**The request**
Every line that contains the word "Account" should be copied out.

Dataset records
=======

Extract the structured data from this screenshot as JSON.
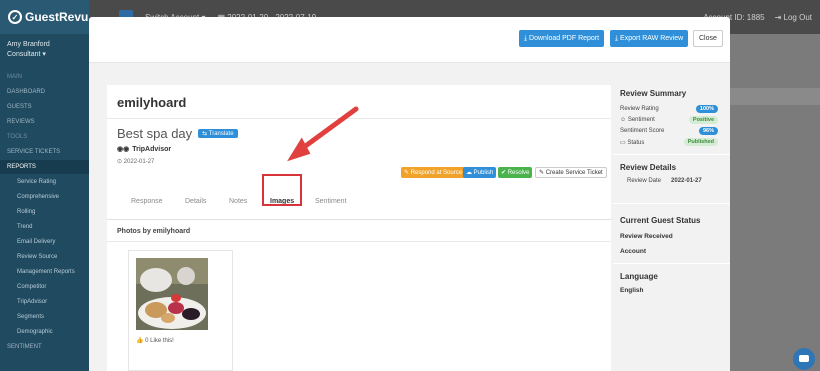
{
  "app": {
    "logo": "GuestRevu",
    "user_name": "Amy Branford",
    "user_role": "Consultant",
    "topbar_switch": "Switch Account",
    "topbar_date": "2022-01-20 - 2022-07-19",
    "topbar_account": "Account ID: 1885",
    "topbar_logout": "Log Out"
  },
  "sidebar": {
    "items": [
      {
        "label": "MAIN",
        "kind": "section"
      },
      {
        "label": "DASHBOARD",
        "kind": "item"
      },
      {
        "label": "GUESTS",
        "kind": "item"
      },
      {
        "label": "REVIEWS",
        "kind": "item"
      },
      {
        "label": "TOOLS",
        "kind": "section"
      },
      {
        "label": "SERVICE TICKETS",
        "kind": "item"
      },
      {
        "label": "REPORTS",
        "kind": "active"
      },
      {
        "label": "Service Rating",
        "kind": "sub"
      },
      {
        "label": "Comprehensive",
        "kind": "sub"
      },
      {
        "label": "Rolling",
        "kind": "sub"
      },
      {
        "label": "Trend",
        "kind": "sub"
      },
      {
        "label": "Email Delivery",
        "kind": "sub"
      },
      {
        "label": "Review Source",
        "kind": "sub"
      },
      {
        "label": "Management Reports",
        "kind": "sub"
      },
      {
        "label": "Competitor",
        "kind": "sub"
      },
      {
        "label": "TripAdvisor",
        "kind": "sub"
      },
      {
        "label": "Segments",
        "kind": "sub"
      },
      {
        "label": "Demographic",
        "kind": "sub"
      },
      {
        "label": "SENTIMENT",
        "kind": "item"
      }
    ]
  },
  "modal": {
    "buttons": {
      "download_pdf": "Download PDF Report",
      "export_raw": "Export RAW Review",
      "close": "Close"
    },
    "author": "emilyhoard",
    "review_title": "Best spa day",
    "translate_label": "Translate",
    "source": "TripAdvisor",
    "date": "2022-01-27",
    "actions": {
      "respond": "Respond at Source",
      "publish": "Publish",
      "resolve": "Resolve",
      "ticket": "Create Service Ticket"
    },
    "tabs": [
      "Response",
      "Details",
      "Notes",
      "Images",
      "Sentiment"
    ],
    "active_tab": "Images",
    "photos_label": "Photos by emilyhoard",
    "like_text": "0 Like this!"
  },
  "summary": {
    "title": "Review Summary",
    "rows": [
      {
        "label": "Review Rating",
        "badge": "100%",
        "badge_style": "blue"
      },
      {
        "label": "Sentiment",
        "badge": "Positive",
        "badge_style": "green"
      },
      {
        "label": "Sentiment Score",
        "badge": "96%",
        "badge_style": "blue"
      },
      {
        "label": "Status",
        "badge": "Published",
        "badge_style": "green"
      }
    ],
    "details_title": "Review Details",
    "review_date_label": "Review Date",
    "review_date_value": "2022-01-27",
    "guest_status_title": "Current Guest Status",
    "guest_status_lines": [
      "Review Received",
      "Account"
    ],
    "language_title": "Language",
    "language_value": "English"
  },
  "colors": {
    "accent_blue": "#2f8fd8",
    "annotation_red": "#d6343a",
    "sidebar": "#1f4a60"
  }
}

=======

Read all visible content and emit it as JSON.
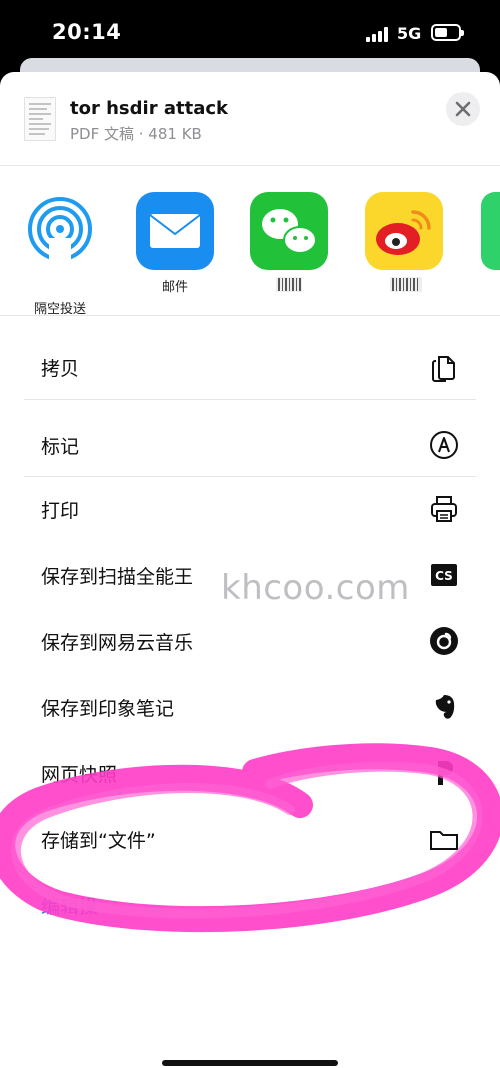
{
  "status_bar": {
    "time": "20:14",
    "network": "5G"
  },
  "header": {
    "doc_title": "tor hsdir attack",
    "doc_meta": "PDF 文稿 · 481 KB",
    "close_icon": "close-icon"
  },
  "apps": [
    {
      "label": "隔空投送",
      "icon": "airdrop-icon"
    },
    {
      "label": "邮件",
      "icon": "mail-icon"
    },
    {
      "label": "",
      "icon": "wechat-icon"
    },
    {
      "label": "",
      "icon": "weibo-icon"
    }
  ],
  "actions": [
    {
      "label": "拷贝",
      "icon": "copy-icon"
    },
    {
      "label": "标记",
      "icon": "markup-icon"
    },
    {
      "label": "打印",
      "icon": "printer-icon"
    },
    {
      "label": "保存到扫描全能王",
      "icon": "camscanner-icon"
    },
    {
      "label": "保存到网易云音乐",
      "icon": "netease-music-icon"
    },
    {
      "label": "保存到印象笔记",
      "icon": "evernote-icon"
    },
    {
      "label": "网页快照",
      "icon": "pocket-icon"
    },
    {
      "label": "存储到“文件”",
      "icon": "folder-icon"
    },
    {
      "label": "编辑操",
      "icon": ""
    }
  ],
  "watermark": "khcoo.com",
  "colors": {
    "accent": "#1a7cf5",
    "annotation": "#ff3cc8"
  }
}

=======

**Expected answer**
    "topbar_switch": "Switch Account",
    "topbar_account": "Account ID: 1885",
      "Account"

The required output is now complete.